→ **Job**
Locate all lines in the data below that hold "niños" and show them.

→ **Rows**
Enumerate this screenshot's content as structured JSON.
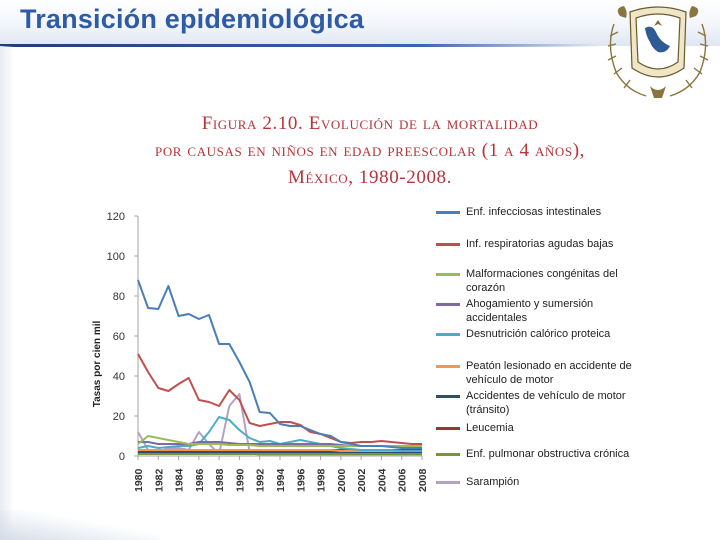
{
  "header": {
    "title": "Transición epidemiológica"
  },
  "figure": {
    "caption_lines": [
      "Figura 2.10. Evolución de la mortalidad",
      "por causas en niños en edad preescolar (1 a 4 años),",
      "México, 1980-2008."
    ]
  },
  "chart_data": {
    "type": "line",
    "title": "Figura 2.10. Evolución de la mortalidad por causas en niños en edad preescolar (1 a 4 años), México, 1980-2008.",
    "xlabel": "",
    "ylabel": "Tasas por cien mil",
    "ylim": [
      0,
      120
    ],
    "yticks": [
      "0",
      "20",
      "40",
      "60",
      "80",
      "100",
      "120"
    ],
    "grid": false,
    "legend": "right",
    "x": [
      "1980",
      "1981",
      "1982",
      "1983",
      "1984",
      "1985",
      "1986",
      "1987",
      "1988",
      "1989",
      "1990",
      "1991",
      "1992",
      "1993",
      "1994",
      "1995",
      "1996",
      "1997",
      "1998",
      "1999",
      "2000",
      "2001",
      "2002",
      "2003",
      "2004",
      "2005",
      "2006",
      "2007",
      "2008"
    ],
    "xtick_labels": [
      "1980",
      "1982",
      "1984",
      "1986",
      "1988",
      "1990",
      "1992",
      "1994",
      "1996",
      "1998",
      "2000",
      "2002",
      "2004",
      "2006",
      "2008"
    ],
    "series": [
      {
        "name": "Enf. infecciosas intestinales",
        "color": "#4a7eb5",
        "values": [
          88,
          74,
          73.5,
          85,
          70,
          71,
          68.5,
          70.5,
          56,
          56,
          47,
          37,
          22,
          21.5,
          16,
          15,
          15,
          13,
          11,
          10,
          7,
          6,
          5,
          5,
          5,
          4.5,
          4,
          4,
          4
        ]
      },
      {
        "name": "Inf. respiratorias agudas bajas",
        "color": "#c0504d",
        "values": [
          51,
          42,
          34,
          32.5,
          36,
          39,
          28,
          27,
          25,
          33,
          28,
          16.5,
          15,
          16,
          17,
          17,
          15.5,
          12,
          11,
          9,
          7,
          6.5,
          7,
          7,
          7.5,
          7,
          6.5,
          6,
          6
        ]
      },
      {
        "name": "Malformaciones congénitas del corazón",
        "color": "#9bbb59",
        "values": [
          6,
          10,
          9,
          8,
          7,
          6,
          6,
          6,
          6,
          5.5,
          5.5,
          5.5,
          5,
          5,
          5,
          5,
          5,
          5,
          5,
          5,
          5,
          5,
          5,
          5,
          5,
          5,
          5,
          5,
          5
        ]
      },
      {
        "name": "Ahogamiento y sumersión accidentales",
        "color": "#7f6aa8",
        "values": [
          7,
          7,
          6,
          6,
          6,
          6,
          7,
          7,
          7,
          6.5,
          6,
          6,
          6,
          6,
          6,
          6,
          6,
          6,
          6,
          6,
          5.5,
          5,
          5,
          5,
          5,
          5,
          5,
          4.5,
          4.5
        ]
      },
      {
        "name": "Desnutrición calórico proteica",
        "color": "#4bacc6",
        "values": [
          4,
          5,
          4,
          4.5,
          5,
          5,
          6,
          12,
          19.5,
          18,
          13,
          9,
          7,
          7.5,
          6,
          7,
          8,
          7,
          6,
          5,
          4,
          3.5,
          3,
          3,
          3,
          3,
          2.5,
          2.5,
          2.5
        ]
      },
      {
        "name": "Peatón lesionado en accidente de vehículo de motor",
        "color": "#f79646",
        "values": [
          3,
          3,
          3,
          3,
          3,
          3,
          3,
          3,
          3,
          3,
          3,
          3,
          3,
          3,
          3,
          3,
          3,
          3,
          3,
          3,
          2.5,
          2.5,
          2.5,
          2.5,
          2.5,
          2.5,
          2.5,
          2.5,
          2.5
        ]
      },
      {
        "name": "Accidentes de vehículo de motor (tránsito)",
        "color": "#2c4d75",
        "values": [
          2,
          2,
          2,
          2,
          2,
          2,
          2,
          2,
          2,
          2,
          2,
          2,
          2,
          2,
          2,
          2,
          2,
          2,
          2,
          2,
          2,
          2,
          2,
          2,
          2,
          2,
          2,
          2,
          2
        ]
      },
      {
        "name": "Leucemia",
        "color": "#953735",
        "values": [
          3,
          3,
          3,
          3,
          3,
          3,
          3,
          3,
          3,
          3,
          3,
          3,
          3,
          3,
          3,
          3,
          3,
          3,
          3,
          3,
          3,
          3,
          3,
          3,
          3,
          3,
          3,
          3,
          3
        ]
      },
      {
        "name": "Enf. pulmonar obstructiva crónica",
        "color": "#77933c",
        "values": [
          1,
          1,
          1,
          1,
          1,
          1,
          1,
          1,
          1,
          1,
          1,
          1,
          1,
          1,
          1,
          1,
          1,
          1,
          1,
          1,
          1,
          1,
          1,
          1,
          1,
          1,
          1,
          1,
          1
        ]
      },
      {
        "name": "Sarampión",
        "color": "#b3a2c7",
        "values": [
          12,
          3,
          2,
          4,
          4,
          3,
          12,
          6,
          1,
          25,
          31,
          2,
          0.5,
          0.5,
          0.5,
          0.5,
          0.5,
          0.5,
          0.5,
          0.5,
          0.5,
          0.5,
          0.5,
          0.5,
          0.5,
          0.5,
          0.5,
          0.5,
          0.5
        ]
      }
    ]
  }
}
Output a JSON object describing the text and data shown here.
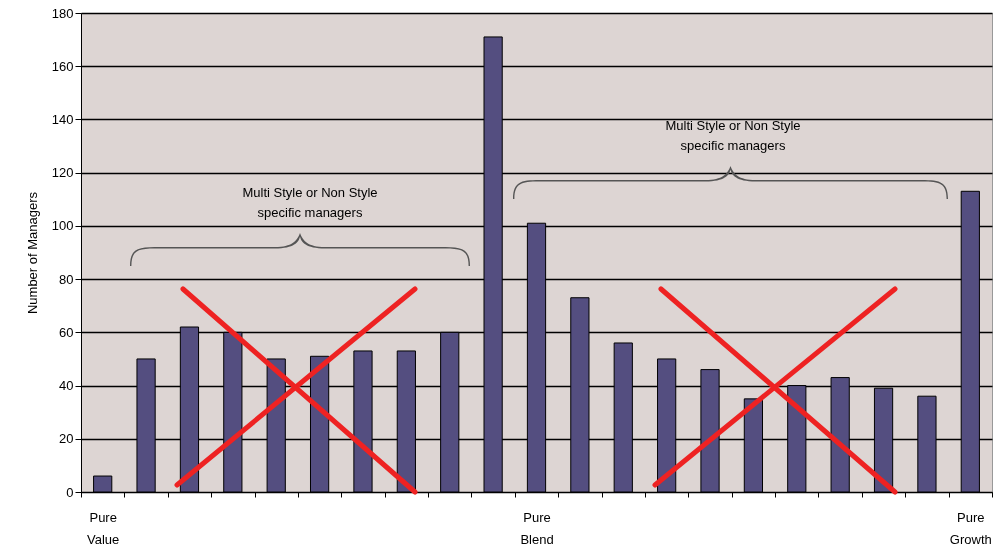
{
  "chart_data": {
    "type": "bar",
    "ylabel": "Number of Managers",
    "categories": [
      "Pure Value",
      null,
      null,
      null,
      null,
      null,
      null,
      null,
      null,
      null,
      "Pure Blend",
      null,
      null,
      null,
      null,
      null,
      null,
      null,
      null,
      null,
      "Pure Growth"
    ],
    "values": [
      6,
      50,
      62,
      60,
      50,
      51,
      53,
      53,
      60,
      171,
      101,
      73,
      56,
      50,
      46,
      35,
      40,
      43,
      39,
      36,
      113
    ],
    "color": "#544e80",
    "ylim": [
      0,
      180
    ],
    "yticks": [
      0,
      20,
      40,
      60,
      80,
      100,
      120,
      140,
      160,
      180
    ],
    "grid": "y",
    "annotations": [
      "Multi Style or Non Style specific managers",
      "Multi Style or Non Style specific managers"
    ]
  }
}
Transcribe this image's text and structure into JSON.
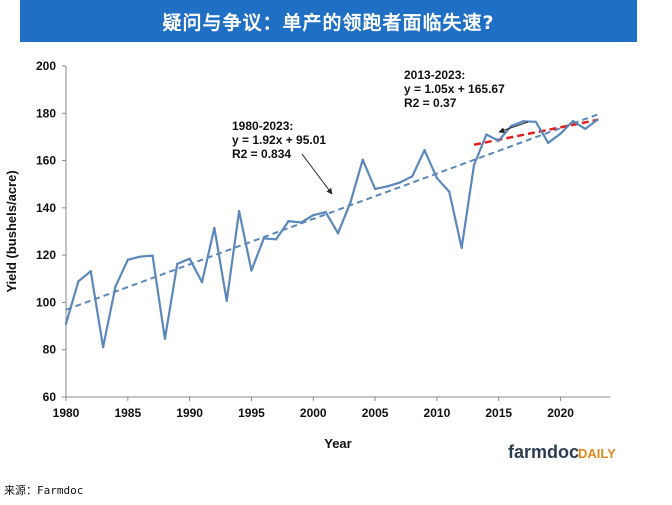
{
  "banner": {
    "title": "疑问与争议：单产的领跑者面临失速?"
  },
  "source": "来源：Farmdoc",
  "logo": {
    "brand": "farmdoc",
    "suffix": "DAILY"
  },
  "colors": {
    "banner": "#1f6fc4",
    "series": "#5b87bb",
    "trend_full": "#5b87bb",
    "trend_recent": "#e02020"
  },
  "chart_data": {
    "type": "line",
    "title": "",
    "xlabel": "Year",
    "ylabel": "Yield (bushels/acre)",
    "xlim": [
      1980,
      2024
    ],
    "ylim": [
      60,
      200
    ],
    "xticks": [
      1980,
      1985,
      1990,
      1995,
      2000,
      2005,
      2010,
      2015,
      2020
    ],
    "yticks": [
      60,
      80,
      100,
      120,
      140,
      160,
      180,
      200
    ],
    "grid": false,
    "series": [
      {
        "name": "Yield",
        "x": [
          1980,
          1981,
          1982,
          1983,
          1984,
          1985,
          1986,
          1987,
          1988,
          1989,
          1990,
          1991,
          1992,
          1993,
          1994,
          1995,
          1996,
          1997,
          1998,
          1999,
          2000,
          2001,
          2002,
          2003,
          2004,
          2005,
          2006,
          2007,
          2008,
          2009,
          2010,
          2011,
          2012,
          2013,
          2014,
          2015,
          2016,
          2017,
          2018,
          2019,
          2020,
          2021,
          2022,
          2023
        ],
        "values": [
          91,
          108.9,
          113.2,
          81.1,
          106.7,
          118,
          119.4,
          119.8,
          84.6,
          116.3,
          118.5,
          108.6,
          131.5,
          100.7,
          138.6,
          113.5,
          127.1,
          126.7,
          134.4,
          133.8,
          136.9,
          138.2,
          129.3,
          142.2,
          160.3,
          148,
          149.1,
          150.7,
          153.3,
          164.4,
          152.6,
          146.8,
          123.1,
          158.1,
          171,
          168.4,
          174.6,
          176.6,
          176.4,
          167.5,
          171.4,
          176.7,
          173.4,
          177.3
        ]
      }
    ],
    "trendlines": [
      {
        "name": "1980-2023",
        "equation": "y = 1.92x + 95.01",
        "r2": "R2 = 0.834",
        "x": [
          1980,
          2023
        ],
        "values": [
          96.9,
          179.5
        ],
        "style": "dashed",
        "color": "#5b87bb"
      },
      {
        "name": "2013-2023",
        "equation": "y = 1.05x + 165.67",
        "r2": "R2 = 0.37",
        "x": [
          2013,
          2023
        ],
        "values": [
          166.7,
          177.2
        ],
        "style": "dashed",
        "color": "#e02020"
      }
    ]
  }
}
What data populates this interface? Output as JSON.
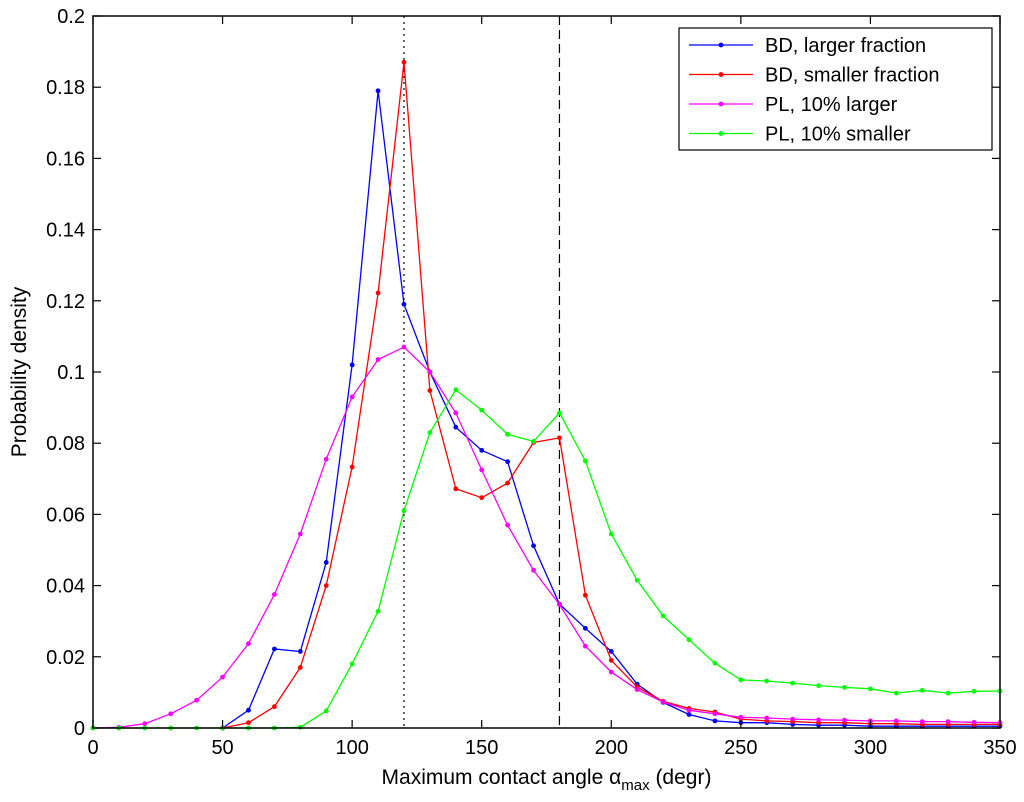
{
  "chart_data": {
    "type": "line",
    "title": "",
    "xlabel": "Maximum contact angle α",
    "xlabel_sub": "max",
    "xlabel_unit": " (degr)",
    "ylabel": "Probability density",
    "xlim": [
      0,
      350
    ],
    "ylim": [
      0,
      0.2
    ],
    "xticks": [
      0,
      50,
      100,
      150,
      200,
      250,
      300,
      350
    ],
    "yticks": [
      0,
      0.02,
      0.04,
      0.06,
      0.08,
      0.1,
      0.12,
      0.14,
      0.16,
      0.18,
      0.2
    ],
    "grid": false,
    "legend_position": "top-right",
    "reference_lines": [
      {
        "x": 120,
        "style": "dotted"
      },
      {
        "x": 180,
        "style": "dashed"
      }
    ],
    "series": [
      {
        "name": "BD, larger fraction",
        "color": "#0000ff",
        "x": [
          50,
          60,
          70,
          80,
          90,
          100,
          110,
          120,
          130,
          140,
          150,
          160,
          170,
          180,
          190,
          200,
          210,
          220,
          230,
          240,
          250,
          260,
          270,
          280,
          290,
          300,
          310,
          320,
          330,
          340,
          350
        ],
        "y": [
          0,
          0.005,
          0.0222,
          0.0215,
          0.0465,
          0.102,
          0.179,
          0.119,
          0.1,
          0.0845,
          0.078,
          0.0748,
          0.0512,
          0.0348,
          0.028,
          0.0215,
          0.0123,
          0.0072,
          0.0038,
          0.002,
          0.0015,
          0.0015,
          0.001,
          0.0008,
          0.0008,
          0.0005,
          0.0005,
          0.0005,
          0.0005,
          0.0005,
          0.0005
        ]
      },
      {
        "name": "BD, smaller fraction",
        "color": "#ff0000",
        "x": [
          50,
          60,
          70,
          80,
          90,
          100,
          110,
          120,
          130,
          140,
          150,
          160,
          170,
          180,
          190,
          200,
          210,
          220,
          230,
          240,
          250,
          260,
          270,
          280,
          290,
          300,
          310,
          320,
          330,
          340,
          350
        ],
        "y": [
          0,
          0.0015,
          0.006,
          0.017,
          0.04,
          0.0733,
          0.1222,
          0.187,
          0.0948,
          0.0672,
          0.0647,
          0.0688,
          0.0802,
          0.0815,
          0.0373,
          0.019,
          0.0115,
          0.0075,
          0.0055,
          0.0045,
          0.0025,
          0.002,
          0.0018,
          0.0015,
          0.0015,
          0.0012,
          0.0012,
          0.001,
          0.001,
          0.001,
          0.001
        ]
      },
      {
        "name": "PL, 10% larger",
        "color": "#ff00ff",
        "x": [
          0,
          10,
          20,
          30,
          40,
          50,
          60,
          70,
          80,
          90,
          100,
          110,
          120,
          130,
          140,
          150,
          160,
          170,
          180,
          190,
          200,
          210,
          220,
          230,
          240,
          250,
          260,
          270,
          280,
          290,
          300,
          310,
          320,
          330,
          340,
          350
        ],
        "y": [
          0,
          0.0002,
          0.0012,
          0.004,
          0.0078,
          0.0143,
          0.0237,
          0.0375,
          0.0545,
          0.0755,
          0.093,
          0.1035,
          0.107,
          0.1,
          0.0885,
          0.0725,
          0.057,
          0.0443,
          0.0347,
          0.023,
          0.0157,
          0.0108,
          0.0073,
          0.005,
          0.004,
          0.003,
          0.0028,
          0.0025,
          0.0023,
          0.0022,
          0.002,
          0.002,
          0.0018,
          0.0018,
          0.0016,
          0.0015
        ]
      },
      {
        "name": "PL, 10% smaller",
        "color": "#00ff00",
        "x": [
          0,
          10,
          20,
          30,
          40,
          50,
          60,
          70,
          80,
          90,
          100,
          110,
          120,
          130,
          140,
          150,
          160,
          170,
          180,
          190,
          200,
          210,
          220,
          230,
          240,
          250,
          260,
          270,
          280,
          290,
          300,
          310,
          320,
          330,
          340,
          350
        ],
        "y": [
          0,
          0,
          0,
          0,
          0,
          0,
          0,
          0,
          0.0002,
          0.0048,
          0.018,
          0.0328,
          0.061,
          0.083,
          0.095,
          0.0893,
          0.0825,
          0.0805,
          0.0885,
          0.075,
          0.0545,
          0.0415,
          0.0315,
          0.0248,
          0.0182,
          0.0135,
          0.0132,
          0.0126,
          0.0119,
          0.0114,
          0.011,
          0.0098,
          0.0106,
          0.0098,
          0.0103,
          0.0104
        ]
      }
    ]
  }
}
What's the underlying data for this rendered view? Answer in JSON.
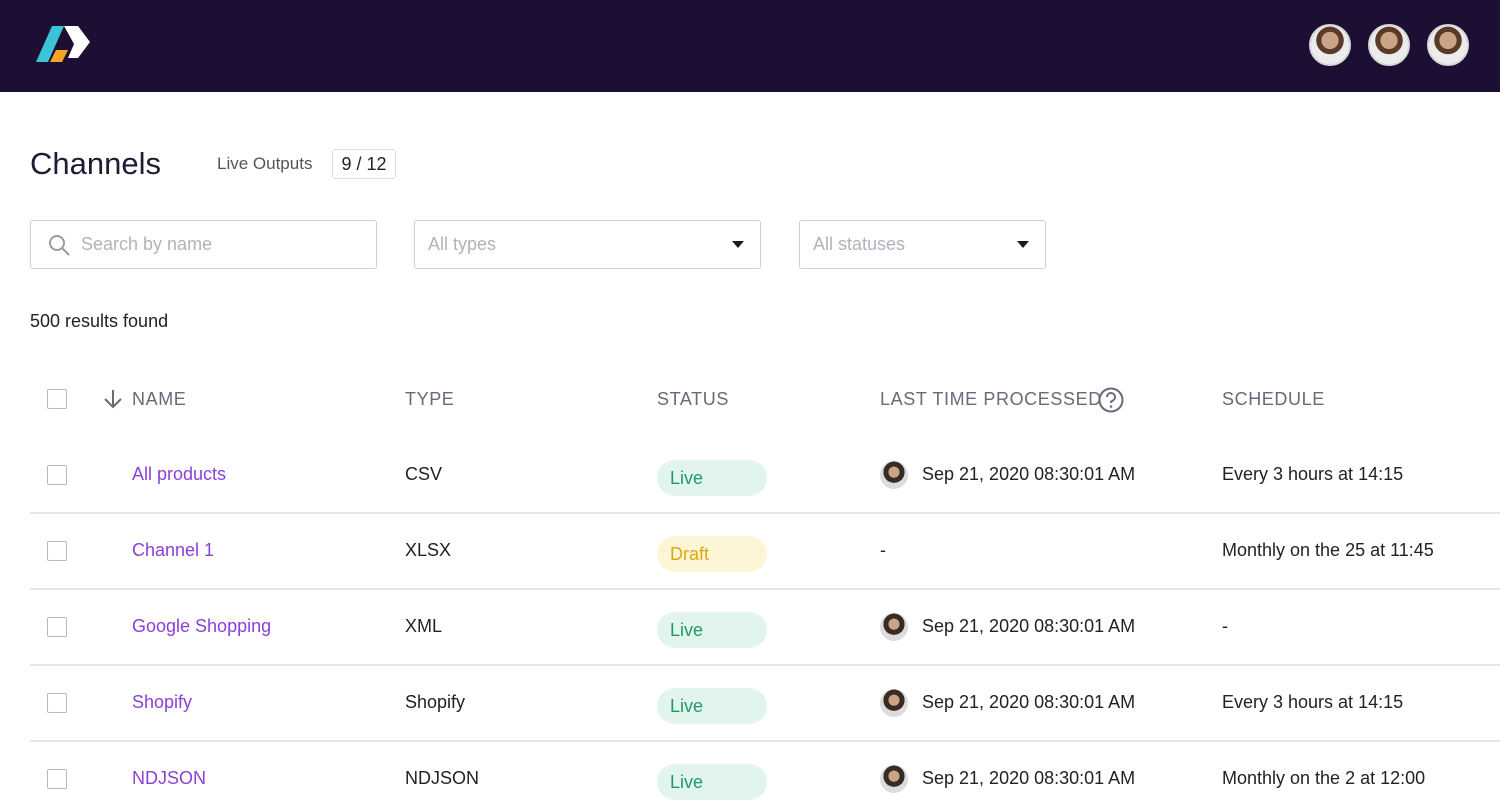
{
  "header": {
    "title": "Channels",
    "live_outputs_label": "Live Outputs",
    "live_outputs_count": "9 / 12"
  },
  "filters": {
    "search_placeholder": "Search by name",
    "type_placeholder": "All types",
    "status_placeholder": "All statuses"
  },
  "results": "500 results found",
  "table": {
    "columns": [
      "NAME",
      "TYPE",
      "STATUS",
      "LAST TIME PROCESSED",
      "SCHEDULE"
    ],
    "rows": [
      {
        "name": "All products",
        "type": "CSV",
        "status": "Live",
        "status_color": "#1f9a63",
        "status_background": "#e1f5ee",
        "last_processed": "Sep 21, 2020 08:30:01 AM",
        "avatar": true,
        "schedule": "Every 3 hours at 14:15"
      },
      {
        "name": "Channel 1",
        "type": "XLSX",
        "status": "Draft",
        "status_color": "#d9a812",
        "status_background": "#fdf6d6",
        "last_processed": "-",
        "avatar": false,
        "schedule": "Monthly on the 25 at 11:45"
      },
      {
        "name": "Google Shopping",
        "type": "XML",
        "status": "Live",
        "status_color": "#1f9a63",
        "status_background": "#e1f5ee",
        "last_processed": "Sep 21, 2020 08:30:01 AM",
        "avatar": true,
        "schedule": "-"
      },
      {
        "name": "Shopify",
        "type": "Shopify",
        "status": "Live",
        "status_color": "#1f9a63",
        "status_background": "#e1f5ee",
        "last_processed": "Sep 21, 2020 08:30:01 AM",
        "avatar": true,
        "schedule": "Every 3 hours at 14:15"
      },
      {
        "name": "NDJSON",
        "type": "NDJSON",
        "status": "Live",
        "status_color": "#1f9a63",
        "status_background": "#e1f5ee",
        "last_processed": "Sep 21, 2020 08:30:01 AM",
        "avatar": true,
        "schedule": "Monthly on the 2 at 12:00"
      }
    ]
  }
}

→ **Written solution**
      "por causas en niños en edad preescolar (1 a 4 años),",
    "title": "Figura 2.10. Evolución de la mortalidad por causas en niños en edad preescolar (1 a 4 años), México, 1980-2008.",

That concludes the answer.